Records for the exercise |
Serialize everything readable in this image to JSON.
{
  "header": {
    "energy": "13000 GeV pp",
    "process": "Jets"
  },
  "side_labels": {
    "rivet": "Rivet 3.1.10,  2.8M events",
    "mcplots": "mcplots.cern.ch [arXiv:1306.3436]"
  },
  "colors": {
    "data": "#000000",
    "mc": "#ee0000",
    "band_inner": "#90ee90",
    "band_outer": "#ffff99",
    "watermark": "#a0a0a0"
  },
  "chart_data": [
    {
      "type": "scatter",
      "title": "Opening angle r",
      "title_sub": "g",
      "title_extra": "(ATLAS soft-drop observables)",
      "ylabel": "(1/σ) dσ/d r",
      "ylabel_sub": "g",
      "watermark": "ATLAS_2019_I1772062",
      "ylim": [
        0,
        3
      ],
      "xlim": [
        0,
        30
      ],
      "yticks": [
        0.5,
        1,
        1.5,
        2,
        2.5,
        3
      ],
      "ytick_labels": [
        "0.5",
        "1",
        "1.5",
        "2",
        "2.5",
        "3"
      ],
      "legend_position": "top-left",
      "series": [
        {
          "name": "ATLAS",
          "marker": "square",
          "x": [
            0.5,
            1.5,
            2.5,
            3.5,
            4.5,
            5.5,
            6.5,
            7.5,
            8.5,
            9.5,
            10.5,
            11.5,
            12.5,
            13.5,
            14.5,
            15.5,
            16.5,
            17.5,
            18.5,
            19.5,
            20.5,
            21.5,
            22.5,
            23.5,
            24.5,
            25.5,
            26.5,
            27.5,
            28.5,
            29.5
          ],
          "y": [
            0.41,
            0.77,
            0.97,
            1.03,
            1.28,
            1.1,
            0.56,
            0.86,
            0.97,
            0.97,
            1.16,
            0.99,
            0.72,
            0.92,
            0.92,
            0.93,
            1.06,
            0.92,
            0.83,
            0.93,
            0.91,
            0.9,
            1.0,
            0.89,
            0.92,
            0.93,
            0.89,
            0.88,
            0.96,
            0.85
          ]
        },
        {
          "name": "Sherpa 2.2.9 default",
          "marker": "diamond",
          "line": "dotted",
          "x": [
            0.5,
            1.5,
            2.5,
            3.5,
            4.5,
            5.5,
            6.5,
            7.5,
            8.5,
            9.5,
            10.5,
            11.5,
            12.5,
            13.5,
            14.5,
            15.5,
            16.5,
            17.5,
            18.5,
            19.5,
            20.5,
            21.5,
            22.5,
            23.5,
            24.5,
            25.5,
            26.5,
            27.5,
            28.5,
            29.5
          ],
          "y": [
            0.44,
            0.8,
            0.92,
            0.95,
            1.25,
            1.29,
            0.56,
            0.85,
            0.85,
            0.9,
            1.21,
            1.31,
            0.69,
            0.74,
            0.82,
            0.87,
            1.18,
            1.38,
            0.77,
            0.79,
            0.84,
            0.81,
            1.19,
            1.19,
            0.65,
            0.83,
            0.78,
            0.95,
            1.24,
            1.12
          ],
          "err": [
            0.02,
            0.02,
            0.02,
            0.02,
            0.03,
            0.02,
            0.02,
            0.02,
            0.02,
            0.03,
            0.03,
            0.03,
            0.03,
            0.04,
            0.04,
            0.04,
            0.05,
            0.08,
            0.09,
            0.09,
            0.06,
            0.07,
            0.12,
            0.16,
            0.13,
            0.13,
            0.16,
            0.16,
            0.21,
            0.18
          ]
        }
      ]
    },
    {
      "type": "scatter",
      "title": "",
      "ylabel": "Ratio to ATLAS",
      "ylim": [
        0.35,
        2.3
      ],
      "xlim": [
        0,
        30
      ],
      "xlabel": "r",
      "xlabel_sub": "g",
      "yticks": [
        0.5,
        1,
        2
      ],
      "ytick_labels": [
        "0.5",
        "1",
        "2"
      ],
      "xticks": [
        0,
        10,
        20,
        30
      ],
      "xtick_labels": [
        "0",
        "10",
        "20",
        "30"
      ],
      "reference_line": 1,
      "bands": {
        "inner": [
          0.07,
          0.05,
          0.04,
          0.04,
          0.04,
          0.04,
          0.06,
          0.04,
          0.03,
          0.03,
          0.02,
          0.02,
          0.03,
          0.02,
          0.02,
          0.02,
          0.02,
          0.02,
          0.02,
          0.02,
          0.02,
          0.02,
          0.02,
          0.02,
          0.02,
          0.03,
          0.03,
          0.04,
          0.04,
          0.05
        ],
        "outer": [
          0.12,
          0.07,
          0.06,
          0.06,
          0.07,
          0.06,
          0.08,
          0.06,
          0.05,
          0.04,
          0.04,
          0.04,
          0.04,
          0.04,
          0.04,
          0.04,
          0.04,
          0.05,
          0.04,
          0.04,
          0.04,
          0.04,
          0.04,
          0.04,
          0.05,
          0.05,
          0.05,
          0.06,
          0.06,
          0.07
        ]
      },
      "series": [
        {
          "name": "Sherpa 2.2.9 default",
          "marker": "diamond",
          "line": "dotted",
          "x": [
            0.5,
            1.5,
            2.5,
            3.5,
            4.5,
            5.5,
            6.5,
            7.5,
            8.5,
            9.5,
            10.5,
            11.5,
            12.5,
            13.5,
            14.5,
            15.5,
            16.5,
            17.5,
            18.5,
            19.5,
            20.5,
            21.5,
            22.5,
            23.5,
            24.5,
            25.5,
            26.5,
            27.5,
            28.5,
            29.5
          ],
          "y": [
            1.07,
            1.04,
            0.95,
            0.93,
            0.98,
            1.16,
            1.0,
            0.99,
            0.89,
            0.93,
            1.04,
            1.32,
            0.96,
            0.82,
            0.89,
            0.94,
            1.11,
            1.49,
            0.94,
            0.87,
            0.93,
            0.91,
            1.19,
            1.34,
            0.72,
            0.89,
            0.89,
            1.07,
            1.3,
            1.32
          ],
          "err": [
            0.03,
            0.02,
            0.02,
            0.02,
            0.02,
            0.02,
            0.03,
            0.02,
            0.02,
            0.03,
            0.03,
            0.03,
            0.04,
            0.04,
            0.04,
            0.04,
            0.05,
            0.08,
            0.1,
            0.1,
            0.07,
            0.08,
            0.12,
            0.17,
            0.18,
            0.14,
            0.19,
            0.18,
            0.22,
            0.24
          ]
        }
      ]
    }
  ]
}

What to produce | Write out all the data again, exactly as it appears.

Answer to the problem |
Serialize everything readable in this image to JSON.
{
  "header": {
    "energy": "13000 GeV pp",
    "process": "Jets"
  },
  "side_labels": {
    "rivet": "Rivet 3.1.10,  2.8M events",
    "mcplots": "mcplots.cern.ch [arXiv:1306.3436]"
  },
  "colors": {
    "data": "#000000",
    "mc": "#ee0000",
    "band_inner": "#90ee90",
    "band_outer": "#ffff99",
    "watermark": "#a0a0a0"
  },
  "chart_data": [
    {
      "type": "scatter",
      "title": "Opening angle r",
      "title_sub": "g",
      "title_extra": "(ATLAS soft-drop observables)",
      "ylabel": "(1/σ) dσ/d r",
      "ylabel_sub": "g",
      "watermark": "ATLAS_2019_I1772062",
      "ylim": [
        0,
        3
      ],
      "xlim": [
        0,
        30
      ],
      "yticks": [
        0.5,
        1,
        1.5,
        2,
        2.5,
        3
      ],
      "ytick_labels": [
        "0.5",
        "1",
        "1.5",
        "2",
        "2.5",
        "3"
      ],
      "legend_position": "top-left",
      "series": [
        {
          "name": "ATLAS",
          "marker": "square",
          "x": [
            0.5,
            1.5,
            2.5,
            3.5,
            4.5,
            5.5,
            6.5,
            7.5,
            8.5,
            9.5,
            10.5,
            11.5,
            12.5,
            13.5,
            14.5,
            15.5,
            16.5,
            17.5,
            18.5,
            19.5,
            20.5,
            21.5,
            22.5,
            23.5,
            24.5,
            25.5,
            26.5,
            27.5,
            28.5,
            29.5
          ],
          "y": [
            0.41,
            0.77,
            0.97,
            1.03,
            1.28,
            1.1,
            0.56,
            0.86,
            0.97,
            0.97,
            1.16,
            0.99,
            0.72,
            0.92,
            0.92,
            0.93,
            1.06,
            0.92,
            0.83,
            0.93,
            0.91,
            0.9,
            1.0,
            0.89,
            0.92,
            0.93,
            0.89,
            0.88,
            0.96,
            0.85
          ]
        },
        {
          "name": "Sherpa 2.2.9 default",
          "marker": "diamond",
          "line": "dotted",
          "x": [
            0.5,
            1.5,
            2.5,
            3.5,
            4.5,
            5.5,
            6.5,
            7.5,
            8.5,
            9.5,
            10.5,
            11.5,
            12.5,
            13.5,
            14.5,
            15.5,
            16.5,
            17.5,
            18.5,
            19.5,
            20.5,
            21.5,
            22.5,
            23.5,
            24.5,
            25.5,
            26.5,
            27.5,
            28.5,
            29.5
          ],
          "y": [
            0.44,
            0.8,
            0.92,
            0.95,
            1.25,
            1.29,
            0.56,
            0.85,
            0.85,
            0.9,
            1.21,
            1.31,
            0.69,
            0.74,
            0.82,
            0.87,
            1.18,
            1.38,
            0.77,
            0.79,
            0.84,
            0.81,
            1.19,
            1.19,
            0.65,
            0.83,
            0.78,
            0.95,
            1.24,
            1.12
          ],
          "err": [
            0.02,
            0.02,
            0.02,
            0.02,
            0.03,
            0.02,
            0.02,
            0.02,
            0.02,
            0.03,
            0.03,
            0.03,
            0.03,
            0.04,
            0.04,
            0.04,
            0.05,
            0.08,
            0.09,
            0.09,
            0.06,
            0.07,
            0.12,
            0.16,
            0.13,
            0.13,
            0.16,
            0.16,
            0.21,
            0.18
          ]
        }
      ]
    },
    {
      "type": "scatter",
      "title": "",
      "ylabel": "Ratio to ATLAS",
      "ylim": [
        0.35,
        2.3
      ],
      "xlim": [
        0,
        30
      ],
      "xlabel": "r",
      "xlabel_sub": "g",
      "yticks": [
        0.5,
        1,
        2
      ],
      "ytick_labels": [
        "0.5",
        "1",
        "2"
      ],
      "xticks": [
        0,
        10,
        20,
        30
      ],
      "xtick_labels": [
        "0",
        "10",
        "20",
        "30"
      ],
      "reference_line": 1,
      "bands": {
        "inner": [
          0.07,
          0.05,
          0.04,
          0.04,
          0.04,
          0.04,
          0.06,
          0.04,
          0.03,
          0.03,
          0.02,
          0.02,
          0.03,
          0.02,
          0.02,
          0.02,
          0.02,
          0.02,
          0.02,
          0.02,
          0.02,
          0.02,
          0.02,
          0.02,
          0.02,
          0.03,
          0.03,
          0.04,
          0.04,
          0.05
        ],
        "outer": [
          0.12,
          0.07,
          0.06,
          0.06,
          0.07,
          0.06,
          0.08,
          0.06,
          0.05,
          0.04,
          0.04,
          0.04,
          0.04,
          0.04,
          0.04,
          0.04,
          0.04,
          0.05,
          0.04,
          0.04,
          0.04,
          0.04,
          0.04,
          0.04,
          0.05,
          0.05,
          0.05,
          0.06,
          0.06,
          0.07
        ]
      },
      "series": [
        {
          "name": "Sherpa 2.2.9 default",
          "marker": "diamond",
          "line": "dotted",
          "x": [
            0.5,
            1.5,
            2.5,
            3.5,
            4.5,
            5.5,
            6.5,
            7.5,
            8.5,
            9.5,
            10.5,
            11.5,
            12.5,
            13.5,
            14.5,
            15.5,
            16.5,
            17.5,
            18.5,
            19.5,
            20.5,
            21.5,
            22.5,
            23.5,
            24.5,
            25.5,
            26.5,
            27.5,
            28.5,
            29.5
          ],
          "y": [
            1.07,
            1.04,
            0.95,
            0.93,
            0.98,
            1.16,
            1.0,
            0.99,
            0.89,
            0.93,
            1.04,
            1.32,
            0.96,
            0.82,
            0.89,
            0.94,
            1.11,
            1.49,
            0.94,
            0.87,
            0.93,
            0.91,
            1.19,
            1.34,
            0.72,
            0.89,
            0.89,
            1.07,
            1.3,
            1.32
          ],
          "err": [
            0.03,
            0.02,
            0.02,
            0.02,
            0.02,
            0.02,
            0.03,
            0.02,
            0.02,
            0.03,
            0.03,
            0.03,
            0.04,
            0.04,
            0.04,
            0.04,
            0.05,
            0.08,
            0.1,
            0.1,
            0.07,
            0.08,
            0.12,
            0.17,
            0.18,
            0.14,
            0.19,
            0.18,
            0.22,
            0.24
          ]
        }
      ]
    }
  ]
}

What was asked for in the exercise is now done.